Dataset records
--------------------------------

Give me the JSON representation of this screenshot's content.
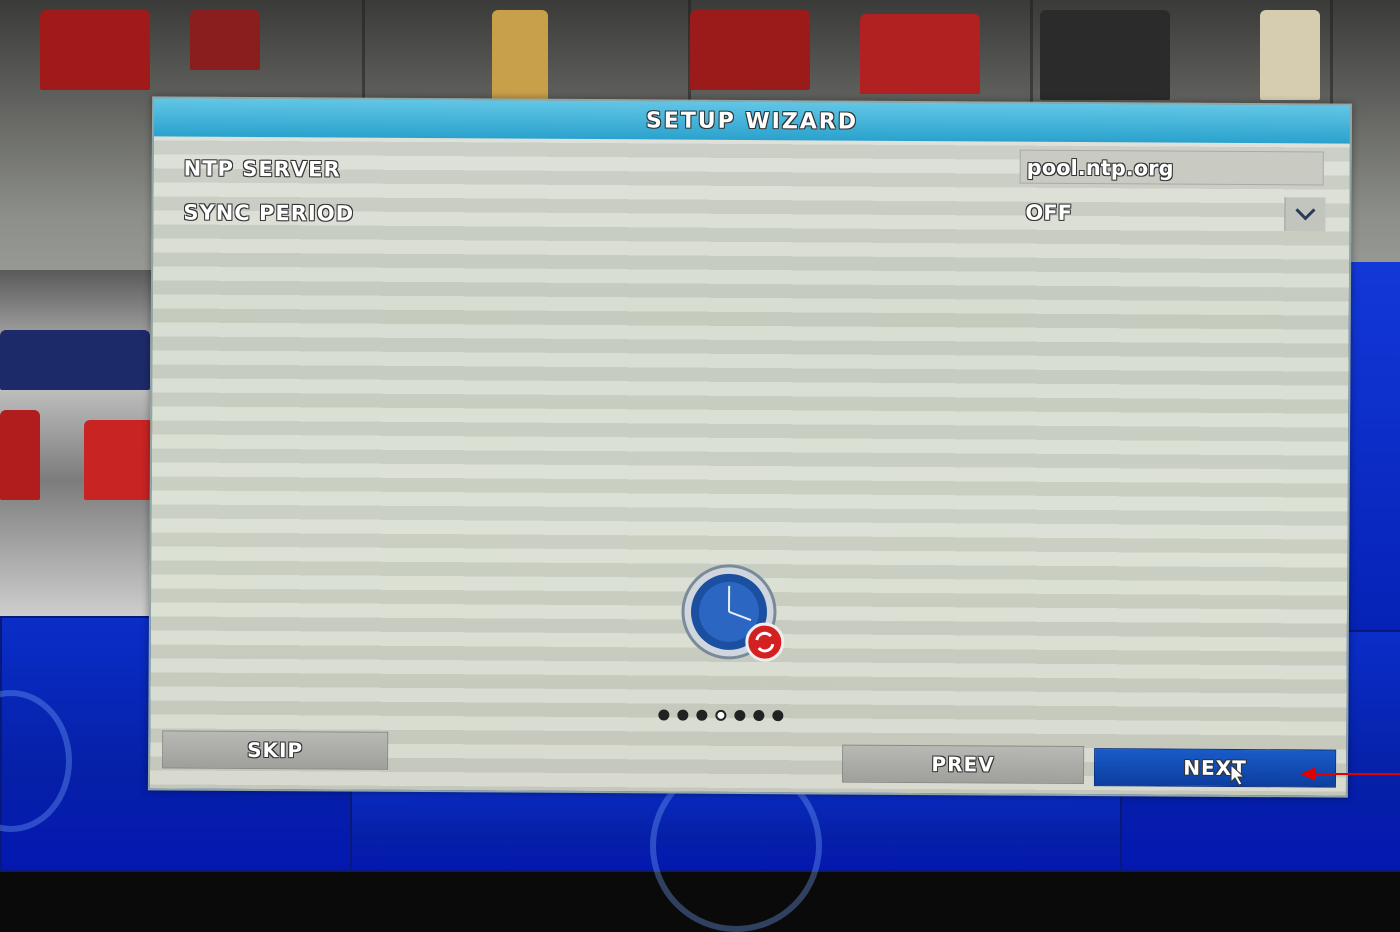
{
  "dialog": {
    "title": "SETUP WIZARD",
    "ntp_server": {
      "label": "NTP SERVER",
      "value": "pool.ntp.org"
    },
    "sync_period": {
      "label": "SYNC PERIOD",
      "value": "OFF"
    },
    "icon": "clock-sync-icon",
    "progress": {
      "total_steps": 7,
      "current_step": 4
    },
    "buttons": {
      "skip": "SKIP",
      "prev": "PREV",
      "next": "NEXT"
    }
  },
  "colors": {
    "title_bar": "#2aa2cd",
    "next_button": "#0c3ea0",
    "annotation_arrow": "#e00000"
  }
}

--------------------------------

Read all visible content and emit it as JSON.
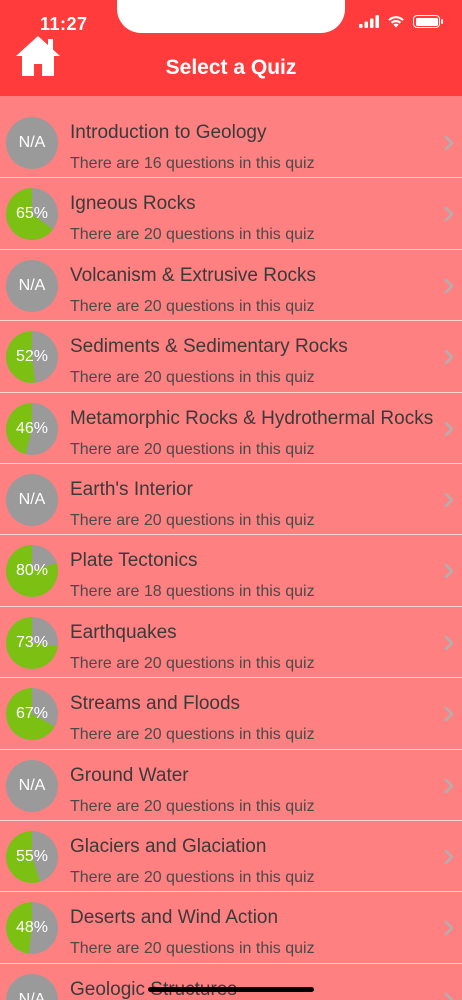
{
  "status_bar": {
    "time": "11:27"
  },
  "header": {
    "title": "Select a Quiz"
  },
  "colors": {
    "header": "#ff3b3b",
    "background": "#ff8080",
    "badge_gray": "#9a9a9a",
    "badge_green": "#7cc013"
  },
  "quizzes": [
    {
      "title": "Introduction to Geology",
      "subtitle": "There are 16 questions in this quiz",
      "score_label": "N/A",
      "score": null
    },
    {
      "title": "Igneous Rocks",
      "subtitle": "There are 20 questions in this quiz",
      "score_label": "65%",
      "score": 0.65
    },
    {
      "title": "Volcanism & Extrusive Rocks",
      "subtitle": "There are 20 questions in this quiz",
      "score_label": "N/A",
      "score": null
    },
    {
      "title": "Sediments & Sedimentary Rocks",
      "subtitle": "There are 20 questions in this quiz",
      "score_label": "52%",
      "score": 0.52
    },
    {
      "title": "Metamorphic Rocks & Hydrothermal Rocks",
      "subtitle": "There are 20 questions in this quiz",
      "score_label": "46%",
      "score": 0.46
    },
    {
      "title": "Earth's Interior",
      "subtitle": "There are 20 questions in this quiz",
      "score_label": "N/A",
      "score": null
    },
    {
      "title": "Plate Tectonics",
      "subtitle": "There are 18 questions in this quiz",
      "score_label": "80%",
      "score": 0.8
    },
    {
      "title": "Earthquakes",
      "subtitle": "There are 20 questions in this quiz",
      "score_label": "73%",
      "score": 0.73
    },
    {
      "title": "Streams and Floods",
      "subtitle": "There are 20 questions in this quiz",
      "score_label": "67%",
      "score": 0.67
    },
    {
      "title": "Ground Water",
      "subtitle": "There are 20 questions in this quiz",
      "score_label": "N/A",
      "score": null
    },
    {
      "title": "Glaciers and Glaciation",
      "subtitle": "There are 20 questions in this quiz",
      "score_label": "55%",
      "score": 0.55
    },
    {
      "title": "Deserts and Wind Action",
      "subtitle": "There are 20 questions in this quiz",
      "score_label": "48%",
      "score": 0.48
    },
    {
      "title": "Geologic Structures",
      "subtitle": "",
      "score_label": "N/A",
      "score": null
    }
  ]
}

--------------------------------

Search the listing for the word "Rocks". Copy every line in which it occurs.

(Exercise result)
      "title": "Igneous Rocks",
      "title": "Volcanism & Extrusive Rocks",
      "title": "Sediments & Sedimentary Rocks",
      "title": "Metamorphic Rocks & Hydrothermal Rocks",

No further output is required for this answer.